Images should be left out, and everything else in the listing reproduced exactly.

################

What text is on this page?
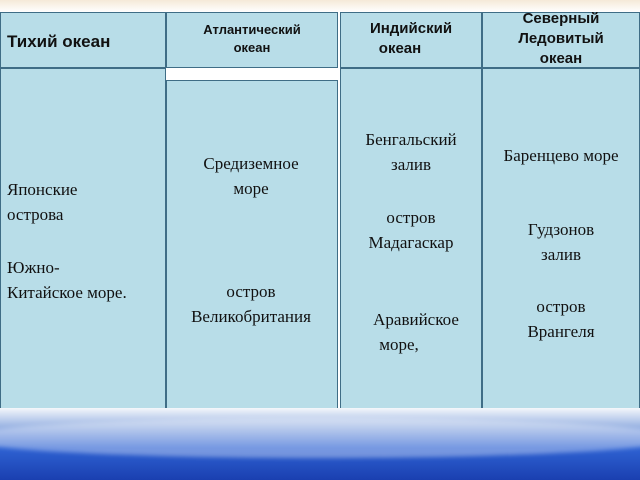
Тихий океан
Атлантический
океан
Индийский
океан
Северный
Ледовитый
океан
Японские
острова
Южно-
Китайское море.
Средиземное
море
остров
Великобритания
Бенгальский
залив
остров
Мадагаскар
Аравийское
море,
Баренцево море
Гудзонов
залив
остров
Врангеля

################

■ Completed task ■
What text is on this page?
Тихий океан
Атлантический
океан
Индийский
океан
Северный
Ледовитый
океан
Японские
острова
Южно-
Китайское море.
Средиземное
море
остров
Великобритания
Бенгальский
залив
остров
Мадагаскар
Аравийское
море,
Баренцево море
Гудзонов
залив
остров
Врангеля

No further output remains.